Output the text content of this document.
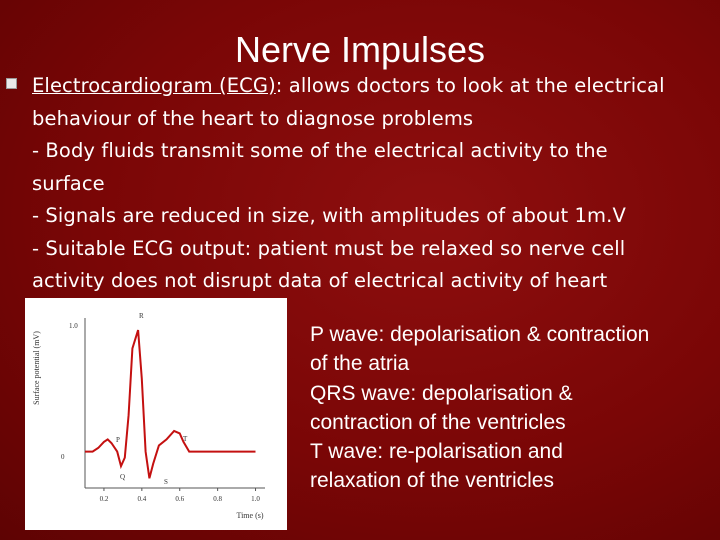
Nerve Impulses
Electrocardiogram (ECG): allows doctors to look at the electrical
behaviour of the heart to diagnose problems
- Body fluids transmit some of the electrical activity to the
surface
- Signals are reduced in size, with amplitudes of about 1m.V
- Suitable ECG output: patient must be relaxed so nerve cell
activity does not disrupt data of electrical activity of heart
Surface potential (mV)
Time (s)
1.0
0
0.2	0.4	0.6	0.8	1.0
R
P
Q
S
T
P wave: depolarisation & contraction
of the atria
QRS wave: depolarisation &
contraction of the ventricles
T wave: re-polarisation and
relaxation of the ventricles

====================

Stated exercise
Pick out every line holding the string "contraction" and return it.

The solution
P wave: depolarisation & contraction
contraction of the ventricles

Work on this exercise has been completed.